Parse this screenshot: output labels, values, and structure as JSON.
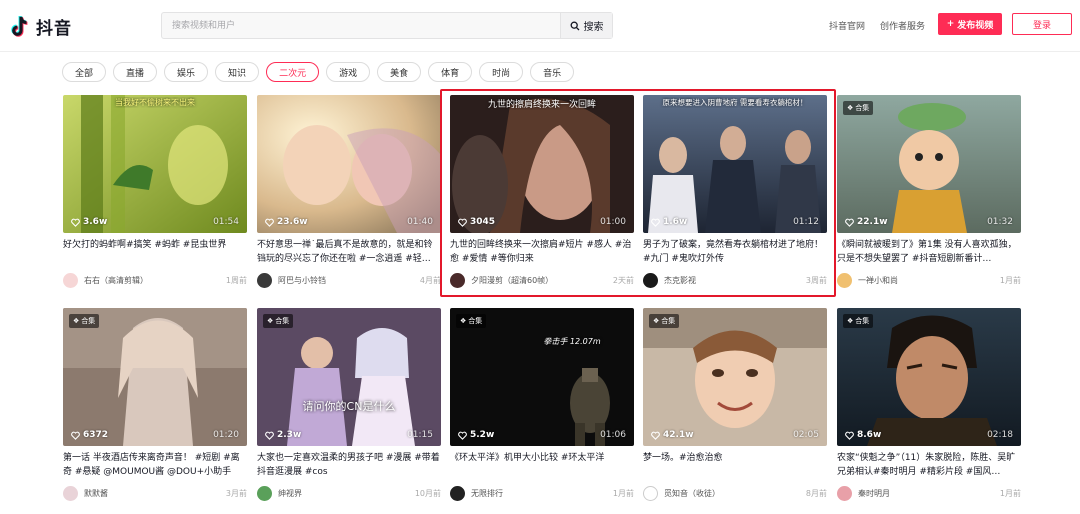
{
  "header": {
    "logo_text": "抖音",
    "search_placeholder": "搜索视频和用户",
    "search_label": "搜索",
    "nav": [
      "抖音官网",
      "创作者服务"
    ],
    "upload_label": "发布视频",
    "login_label": "登录"
  },
  "categories": [
    "全部",
    "直播",
    "娱乐",
    "知识",
    "二次元",
    "游戏",
    "美食",
    "体育",
    "时尚",
    "音乐"
  ],
  "active_category": "二次元",
  "videos": [
    {
      "likes": "3.6w",
      "duration": "01:54",
      "overlay": "当我好不偷树来不出来",
      "collection": "",
      "title": "好欠打的蚂蚱啊#搞笑 #蚂蚱 #昆虫世界",
      "author": "右右（高清剪辑）",
      "time": "1周前"
    },
    {
      "likes": "23.6w",
      "duration": "01:40",
      "overlay": "",
      "collection": "",
      "title": "不好意思一禅˙最后真不是故意的，就是和铃铛玩的尽兴忘了你还在啦 #一念逍遥 #轻…",
      "author": "阿巴与小铃铛",
      "time": "4月前"
    },
    {
      "likes": "3045",
      "duration": "01:00",
      "overlay": "九世的擦肩终换来一次回眸",
      "collection": "",
      "title": "九世的回眸终换来一次擦肩#短片 #感人 #治愈 #爱情 #等你归来",
      "author": "夕阳漫剪（超清60帧）",
      "time": "2天前"
    },
    {
      "likes": "1.6w",
      "duration": "01:12",
      "overlay": "原来想要进入阴曹地府  需要看寿衣躺棺材！",
      "collection": "",
      "title": "男子为了破案，竟然看寿衣躺棺材进了地府！ #九门 #鬼吹灯外传",
      "author": "杰克影视",
      "time": "3周前"
    },
    {
      "likes": "22.1w",
      "duration": "01:32",
      "overlay": "",
      "collection": "合集",
      "title": "《瞬间就被暖到了》第1集 没有人喜欢孤独，只是不想失望罢了 #抖音短剧新番计…",
      "author": "一禅小和尚",
      "time": "1月前"
    },
    {
      "likes": "6372",
      "duration": "01:20",
      "overlay": "",
      "collection": "合集",
      "title": "第一话 半夜酒店传来离奇声音！ #短剧 #离奇 #悬疑 @MOUMOU酱 @DOU+小助手",
      "author": "默默酱",
      "time": "3月前"
    },
    {
      "likes": "2.3w",
      "duration": "01:15",
      "overlay": "请问你的CN是什么",
      "collection": "合集",
      "title": "大家也一定喜欢温柔的男孩子吧 #漫展 #带着抖音逛漫展 #cos",
      "author": "绅视界",
      "time": "10月前"
    },
    {
      "likes": "5.2w",
      "duration": "01:06",
      "overlay": "拳击手 12.07m",
      "collection": "合集",
      "title": "《环太平洋》机甲大小比较 #环太平洋",
      "author": "无限排行",
      "time": "1月前"
    },
    {
      "likes": "42.1w",
      "duration": "02:05",
      "overlay": "",
      "collection": "合集",
      "title": "梦一场。#治愈治愈",
      "author": "觅知音（收徒）",
      "time": "8月前"
    },
    {
      "likes": "8.6w",
      "duration": "02:18",
      "overlay": "",
      "collection": "合集",
      "title": "农家“侠魁之争”（11）朱家脱险，陈胜、吴旷兄弟相认#秦时明月 #精彩片段 #国风…",
      "author": "秦时明月",
      "time": "1月前"
    }
  ],
  "colors": {
    "accent": "#fe2c55",
    "highlight_box": "#e3182b"
  }
}
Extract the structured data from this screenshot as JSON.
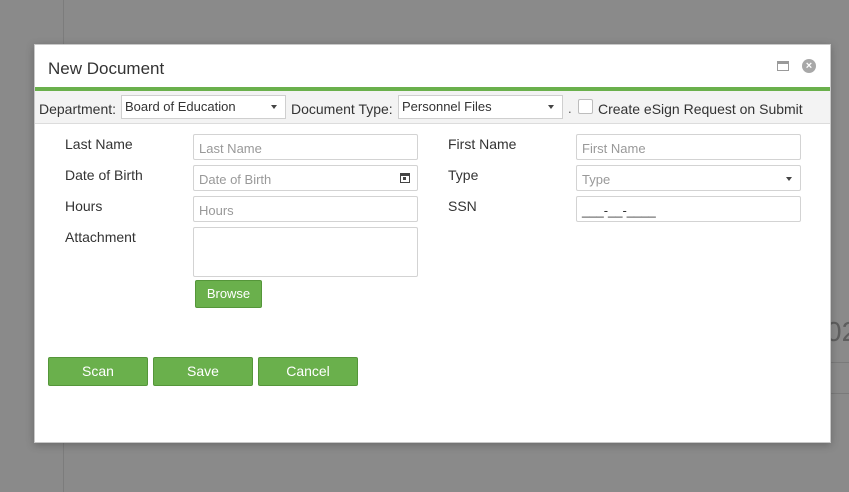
{
  "background": {
    "partial_number": "02"
  },
  "dialog": {
    "title": "New Document",
    "maximize_icon": "maximize-icon",
    "close_icon": "close-icon"
  },
  "toolbar": {
    "department_label": "Department:",
    "department_value": "Board of Education",
    "document_type_label": "Document Type:",
    "document_type_value": "Personnel Files",
    "separator": ".",
    "esign_checked": false,
    "esign_label": "Create eSign Request on Submit"
  },
  "form": {
    "last_name": {
      "label": "Last Name",
      "placeholder": "Last Name"
    },
    "first_name": {
      "label": "First Name",
      "placeholder": "First Name"
    },
    "date_of_birth": {
      "label": "Date of Birth",
      "placeholder": "Date of Birth"
    },
    "type": {
      "label": "Type",
      "placeholder": "Type"
    },
    "hours": {
      "label": "Hours",
      "placeholder": "Hours"
    },
    "ssn": {
      "label": "SSN",
      "mask": "___-__-____"
    },
    "attachment": {
      "label": "Attachment"
    }
  },
  "buttons": {
    "browse": "Browse",
    "scan": "Scan",
    "save": "Save",
    "cancel": "Cancel"
  },
  "colors": {
    "accent": "#6ab04c",
    "overlay": "#8a8a8a"
  }
}
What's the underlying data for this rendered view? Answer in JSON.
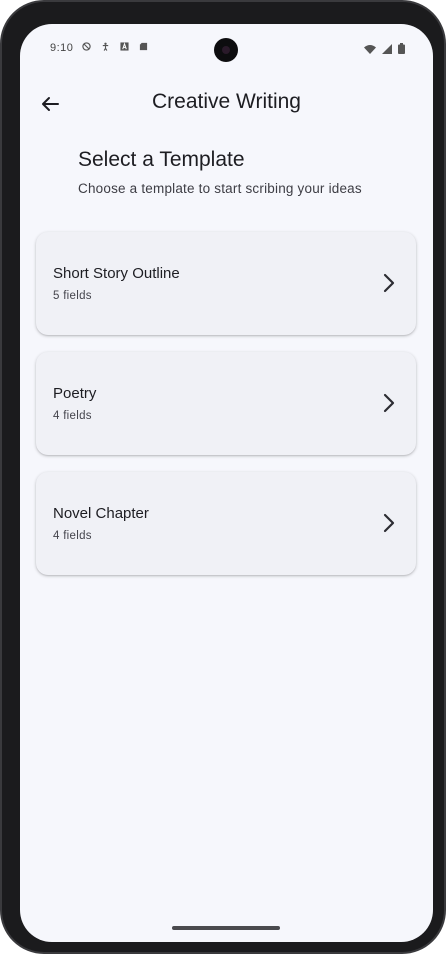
{
  "status_bar": {
    "time": "9:10",
    "left_icons": [
      "no-disturb-icon",
      "accessibility-icon",
      "a-icon",
      "sd-card-icon"
    ],
    "right_icons": [
      "wifi-icon",
      "signal-icon",
      "battery-icon"
    ]
  },
  "app_bar": {
    "back_icon": "arrow-back-icon",
    "title": "Creative Writing"
  },
  "header": {
    "title": "Select a Template",
    "subtitle": "Choose a template to start scribing your ideas"
  },
  "templates": [
    {
      "title": "Short Story Outline",
      "subtitle": "5 fields",
      "icon": "chevron-right-icon"
    },
    {
      "title": "Poetry",
      "subtitle": "4 fields",
      "icon": "chevron-right-icon"
    },
    {
      "title": "Novel Chapter",
      "subtitle": "4 fields",
      "icon": "chevron-right-icon"
    }
  ],
  "colors": {
    "background": "#f6f7fc",
    "card": "#f0f1f6",
    "text_primary": "#1d1d22",
    "text_secondary": "#44444c"
  }
}
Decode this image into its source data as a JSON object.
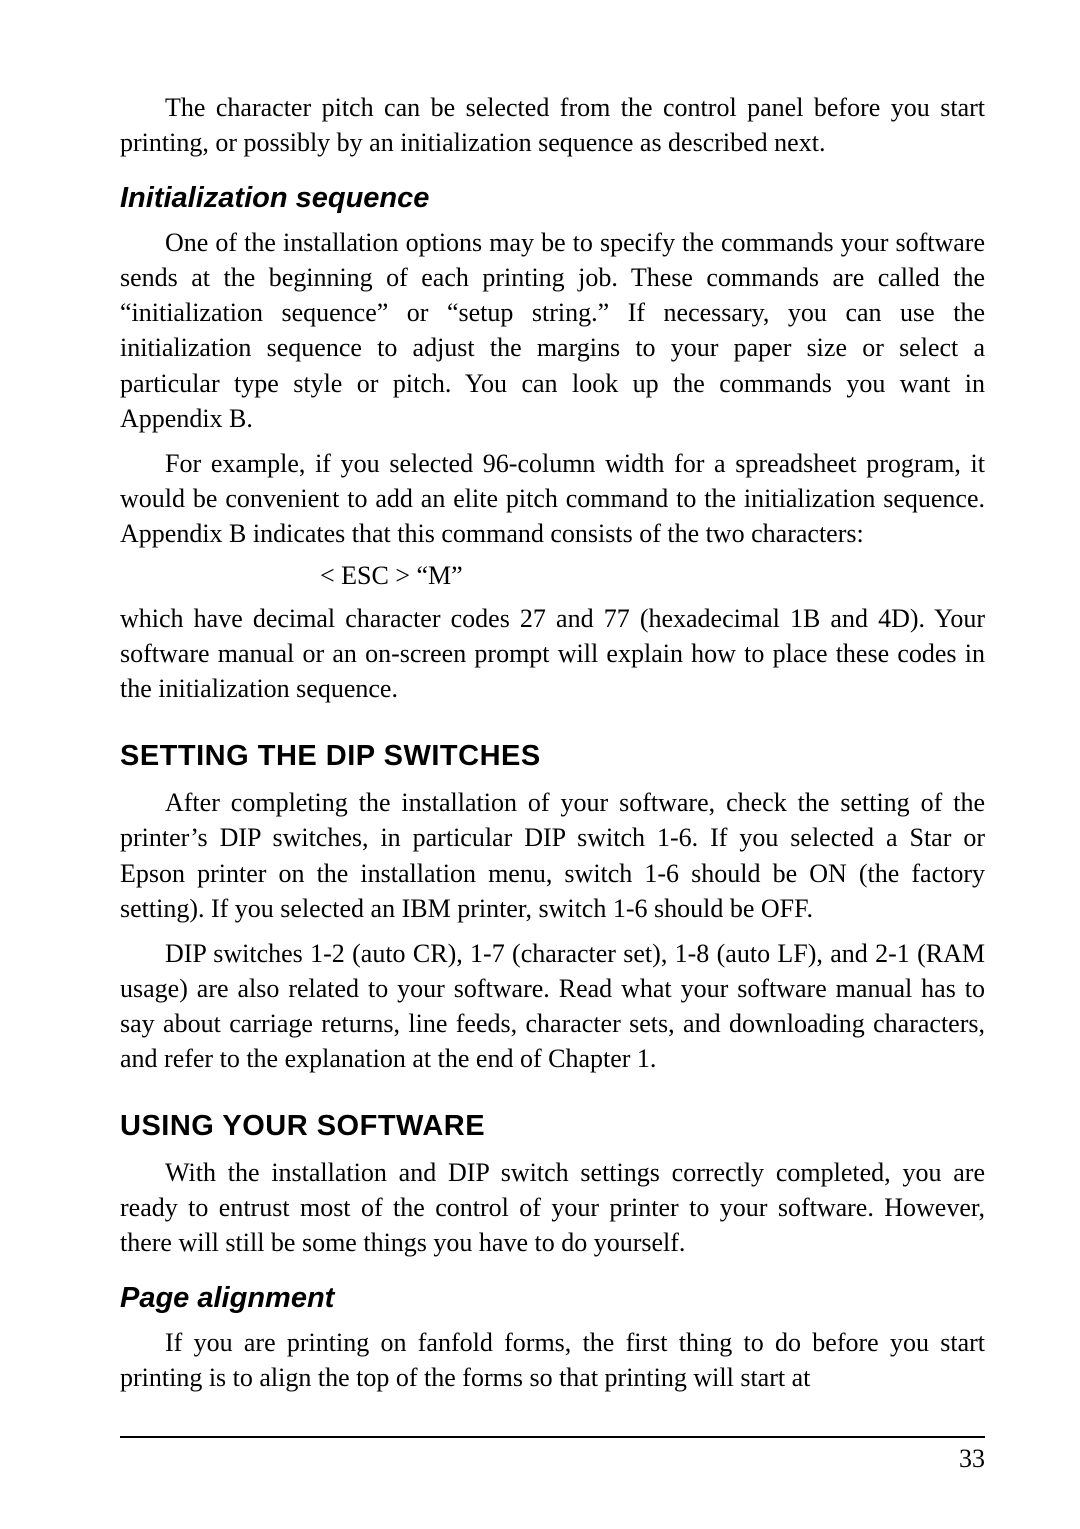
{
  "para_intro": "The character pitch can be selected from the control panel before you start printing, or possibly by an initialization sequence as described next.",
  "h_init": "Initialization sequence",
  "para_init1": "One of the installation options may be to specify the commands your software sends at the beginning of each printing job. These commands are called the “initialization sequence” or “setup string.” If necessary, you can use the initialization sequence to adjust the margins to your paper size or select a particular type style or pitch. You can look up the commands you want in Appendix B.",
  "para_init2": "For example, if you selected 96-column width for a spreadsheet program, it would be convenient to add an elite pitch command to the initialization sequence. Appendix B indicates that this command consists of the two characters:",
  "code_esc": "< ESC >  “M”",
  "para_init3": "which have decimal character codes 27 and 77 (hexadecimal 1B and 4D). Your software manual or an on-screen prompt will explain how to place these codes in the initialization sequence.",
  "h_dip": "SETTING THE DIP SWITCHES",
  "para_dip1": "After completing the installation of your software, check the setting of the printer’s DIP switches, in particular DIP switch 1-6. If you selected a Star or Epson printer on the installation menu, switch 1-6 should be ON (the factory setting). If you selected an IBM printer, switch 1-6 should be OFF.",
  "para_dip2": "DIP switches 1-2 (auto CR), 1-7 (character set), 1-8 (auto LF), and 2-1 (RAM usage) are also related to your software. Read what your software manual has to say about carriage returns, line feeds, character sets, and downloading characters, and refer to the explanation at the end of Chapter 1.",
  "h_using": "USING YOUR SOFTWARE",
  "para_using1": "With the installation and DIP switch settings correctly completed, you are ready to entrust most of the control of your printer to your software. However, there will still be some things you have to do yourself.",
  "h_page": "Page alignment",
  "para_page1": "If you are printing on fanfold forms, the first thing to do before you start printing is to align the top of the forms so that printing will start at",
  "page_number": "33"
}
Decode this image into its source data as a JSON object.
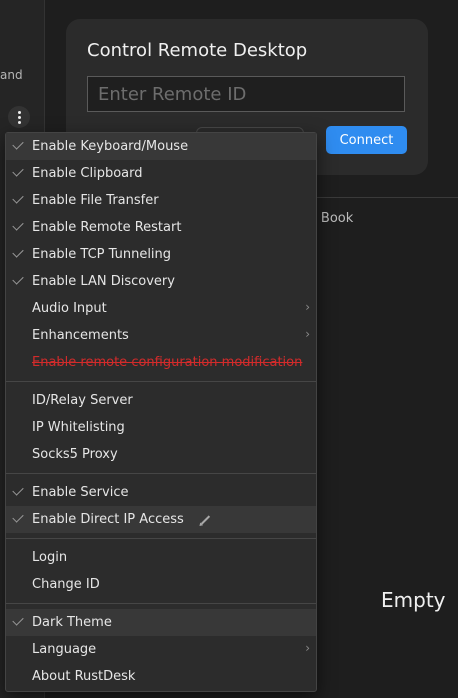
{
  "left": {
    "fragment": "and",
    "menu_icon": "more-vertical-icon"
  },
  "card": {
    "title": "Control Remote Desktop",
    "input_placeholder": "Enter Remote ID",
    "connect_label": "Connect"
  },
  "tabs": {
    "fragment": "s Book"
  },
  "empty_label": "Empty",
  "menu": {
    "groups": [
      [
        {
          "label": "Enable Keyboard/Mouse",
          "checked": true,
          "highlight": true
        },
        {
          "label": "Enable Clipboard",
          "checked": true
        },
        {
          "label": "Enable File Transfer",
          "checked": true
        },
        {
          "label": "Enable Remote Restart",
          "checked": true
        },
        {
          "label": "Enable TCP Tunneling",
          "checked": true
        },
        {
          "label": "Enable LAN Discovery",
          "checked": true
        },
        {
          "label": "Audio Input",
          "submenu": true
        },
        {
          "label": "Enhancements",
          "submenu": true
        },
        {
          "label": "Enable remote configuration modification",
          "danger": true
        }
      ],
      [
        {
          "label": "ID/Relay Server"
        },
        {
          "label": "IP Whitelisting"
        },
        {
          "label": "Socks5 Proxy"
        }
      ],
      [
        {
          "label": "Enable Service",
          "checked": true
        },
        {
          "label": "Enable Direct IP Access",
          "checked": true,
          "highlight": true,
          "edit": true
        }
      ],
      [
        {
          "label": "Login"
        },
        {
          "label": "Change ID"
        }
      ],
      [
        {
          "label": "Dark Theme",
          "checked": true,
          "highlight": true
        },
        {
          "label": "Language",
          "submenu": true
        },
        {
          "label": "About RustDesk"
        }
      ]
    ]
  }
}
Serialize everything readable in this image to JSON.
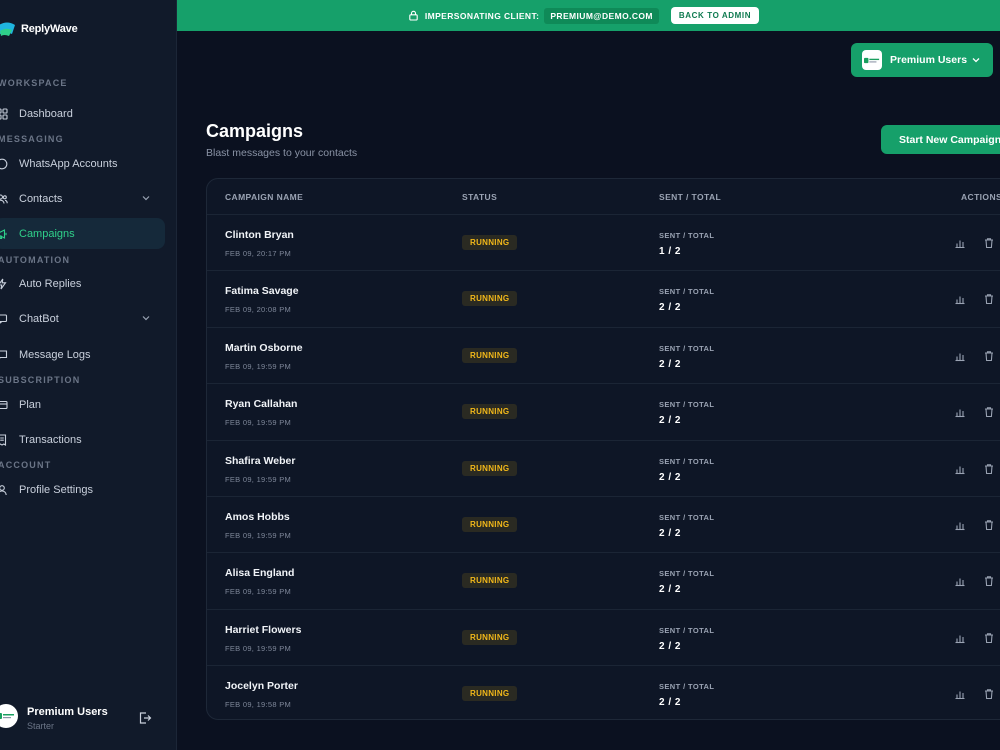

What is expected - Go through the data and gather every line that holds "will".

Right answer -
  "para_init3": "which have decimal character codes 27 and 77 (hexadecimal 1B and 4D). Your software manual or an on-screen prompt will explain how to place these codes in the initialization sequence.",
  "para_using1": "With the installation and DIP switch settings correctly completed, you are ready to entrust most of the control of your printer to your software. However, there will still be some things you have to do yourself.",
  "para_page1": "If you are printing on fanfold forms, the first thing to do before you start printing is to align the top of the forms so that printing will start at",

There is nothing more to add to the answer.